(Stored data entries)

══════════

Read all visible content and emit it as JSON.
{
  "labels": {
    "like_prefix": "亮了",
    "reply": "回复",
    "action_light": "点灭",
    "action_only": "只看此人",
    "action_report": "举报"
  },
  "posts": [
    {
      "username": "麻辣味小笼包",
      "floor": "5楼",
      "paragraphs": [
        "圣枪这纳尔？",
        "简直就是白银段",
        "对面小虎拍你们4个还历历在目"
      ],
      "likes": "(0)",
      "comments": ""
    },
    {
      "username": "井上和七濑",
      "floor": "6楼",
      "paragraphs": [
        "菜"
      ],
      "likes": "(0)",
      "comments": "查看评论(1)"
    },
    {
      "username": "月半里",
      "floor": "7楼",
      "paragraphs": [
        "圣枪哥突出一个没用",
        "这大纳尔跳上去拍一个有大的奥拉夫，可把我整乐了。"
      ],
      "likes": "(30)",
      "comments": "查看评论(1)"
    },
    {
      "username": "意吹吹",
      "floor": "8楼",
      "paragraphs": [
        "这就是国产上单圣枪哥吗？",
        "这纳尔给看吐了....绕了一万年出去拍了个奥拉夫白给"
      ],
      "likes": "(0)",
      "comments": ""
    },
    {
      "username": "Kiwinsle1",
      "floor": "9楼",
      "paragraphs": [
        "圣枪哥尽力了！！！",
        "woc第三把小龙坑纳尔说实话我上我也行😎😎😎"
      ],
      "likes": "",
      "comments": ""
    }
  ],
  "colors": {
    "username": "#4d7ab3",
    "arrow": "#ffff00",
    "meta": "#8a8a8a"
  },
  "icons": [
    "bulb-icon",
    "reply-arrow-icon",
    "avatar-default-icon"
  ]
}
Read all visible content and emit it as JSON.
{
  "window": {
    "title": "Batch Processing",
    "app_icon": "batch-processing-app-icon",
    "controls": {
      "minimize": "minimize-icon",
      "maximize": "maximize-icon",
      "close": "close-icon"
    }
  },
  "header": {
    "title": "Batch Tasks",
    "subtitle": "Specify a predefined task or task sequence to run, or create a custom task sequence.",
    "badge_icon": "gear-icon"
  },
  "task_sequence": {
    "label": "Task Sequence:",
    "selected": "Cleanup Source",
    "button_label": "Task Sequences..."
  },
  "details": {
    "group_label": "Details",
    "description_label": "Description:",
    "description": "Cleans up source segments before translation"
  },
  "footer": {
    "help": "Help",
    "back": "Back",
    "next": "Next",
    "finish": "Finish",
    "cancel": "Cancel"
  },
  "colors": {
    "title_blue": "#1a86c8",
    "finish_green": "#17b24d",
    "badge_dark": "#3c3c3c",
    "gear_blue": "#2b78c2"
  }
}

══════════

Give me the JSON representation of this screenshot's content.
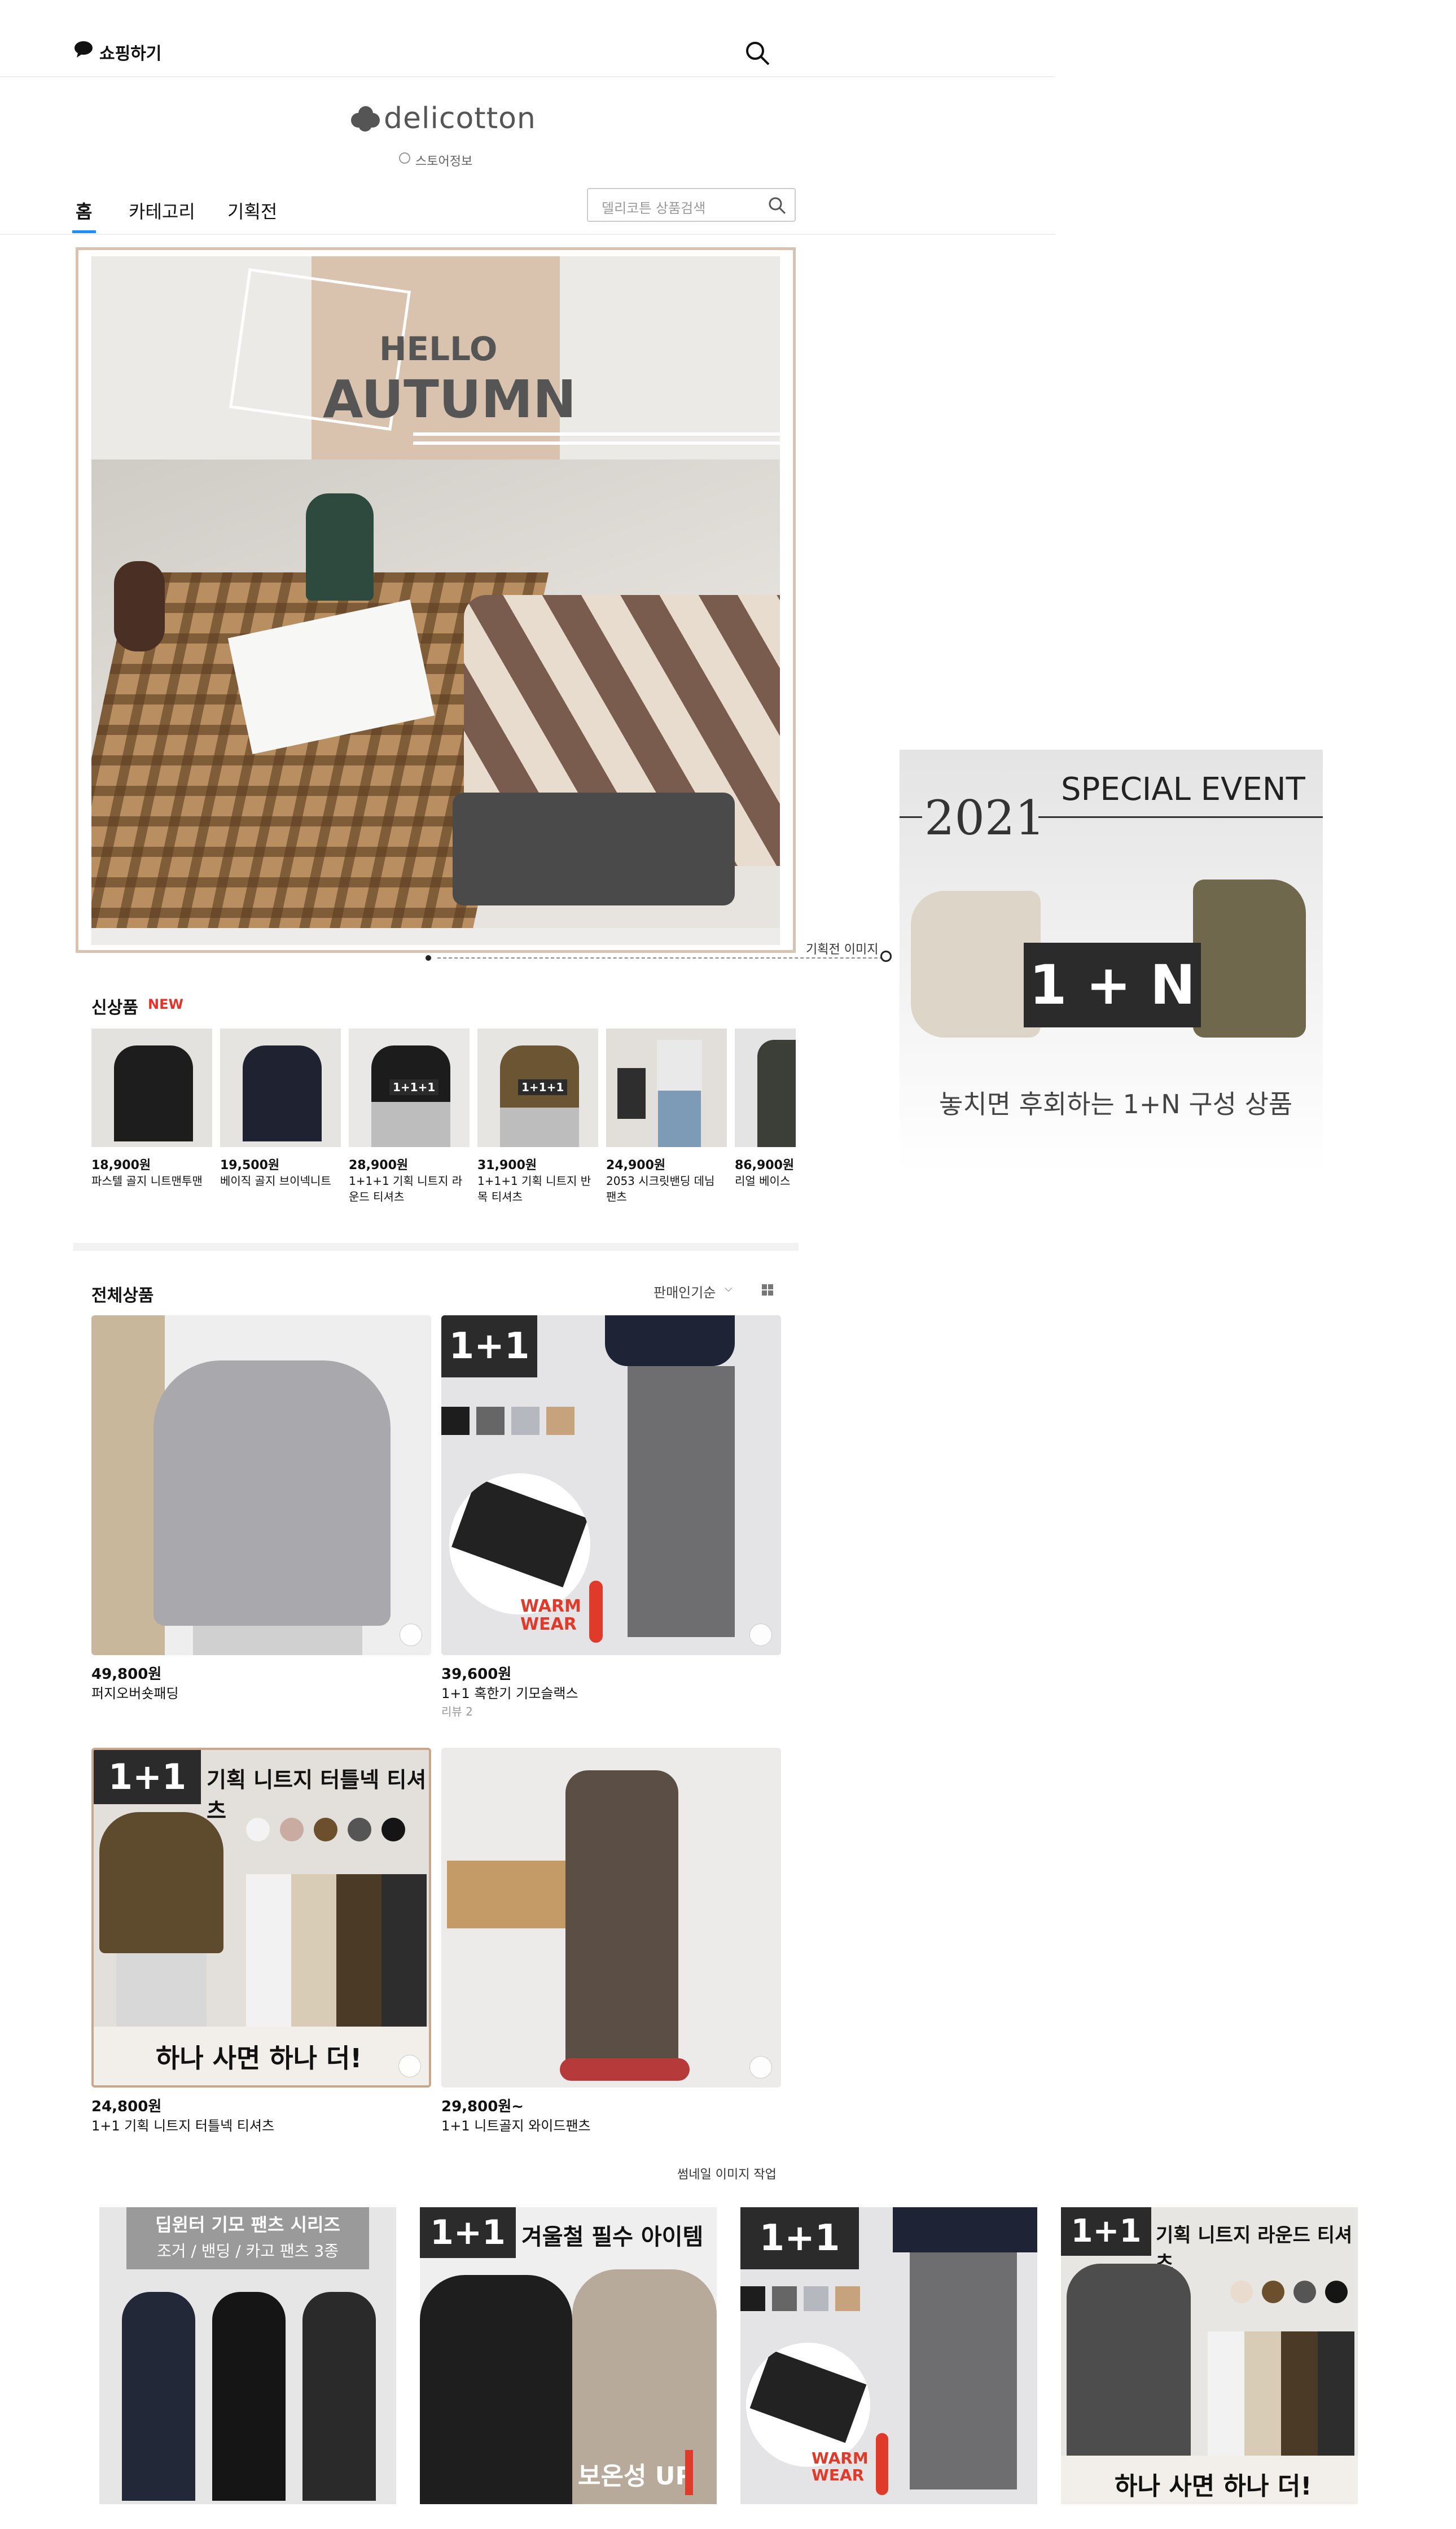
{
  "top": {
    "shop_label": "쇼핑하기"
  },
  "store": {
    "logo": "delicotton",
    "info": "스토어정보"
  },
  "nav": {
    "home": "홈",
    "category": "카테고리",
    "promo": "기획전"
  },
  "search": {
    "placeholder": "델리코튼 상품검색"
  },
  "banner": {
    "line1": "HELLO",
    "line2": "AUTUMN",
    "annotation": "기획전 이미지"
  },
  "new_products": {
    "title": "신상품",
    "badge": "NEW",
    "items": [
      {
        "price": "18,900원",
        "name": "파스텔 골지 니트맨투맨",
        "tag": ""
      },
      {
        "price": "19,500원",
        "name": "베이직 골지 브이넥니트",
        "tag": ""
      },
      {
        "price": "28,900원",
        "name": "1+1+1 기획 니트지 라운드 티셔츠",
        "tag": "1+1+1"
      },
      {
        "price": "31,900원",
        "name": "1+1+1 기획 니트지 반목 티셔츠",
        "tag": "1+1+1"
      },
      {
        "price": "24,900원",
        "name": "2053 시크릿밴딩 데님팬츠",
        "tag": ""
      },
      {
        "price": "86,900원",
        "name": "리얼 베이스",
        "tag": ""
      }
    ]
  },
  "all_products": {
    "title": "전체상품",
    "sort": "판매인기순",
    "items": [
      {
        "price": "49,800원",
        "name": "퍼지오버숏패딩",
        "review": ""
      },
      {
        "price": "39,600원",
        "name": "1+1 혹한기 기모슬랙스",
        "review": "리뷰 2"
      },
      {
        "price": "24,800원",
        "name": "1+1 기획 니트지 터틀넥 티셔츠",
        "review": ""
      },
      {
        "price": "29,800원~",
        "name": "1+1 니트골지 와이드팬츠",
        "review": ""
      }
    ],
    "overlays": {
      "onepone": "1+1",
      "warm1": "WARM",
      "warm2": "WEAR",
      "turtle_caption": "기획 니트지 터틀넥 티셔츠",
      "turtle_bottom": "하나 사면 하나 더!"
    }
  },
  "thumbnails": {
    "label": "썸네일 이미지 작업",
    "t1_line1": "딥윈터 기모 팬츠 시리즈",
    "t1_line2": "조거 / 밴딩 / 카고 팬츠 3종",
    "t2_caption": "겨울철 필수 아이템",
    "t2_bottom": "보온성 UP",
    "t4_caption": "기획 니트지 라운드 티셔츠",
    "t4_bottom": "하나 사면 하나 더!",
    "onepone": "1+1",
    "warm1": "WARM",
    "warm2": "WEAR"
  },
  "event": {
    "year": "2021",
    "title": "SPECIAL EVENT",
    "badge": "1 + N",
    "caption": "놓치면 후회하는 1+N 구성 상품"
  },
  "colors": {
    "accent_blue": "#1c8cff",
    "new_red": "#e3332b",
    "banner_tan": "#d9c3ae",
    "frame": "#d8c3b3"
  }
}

══════════

> WHAT YOU WILL DO
Look through the records and gather each line with the word "floor".

> EXERCISE OUTPUT
      "floor": "5楼",
      "floor": "6楼",
      "floor": "7楼",
      "floor": "8楼",
      "floor": "9楼",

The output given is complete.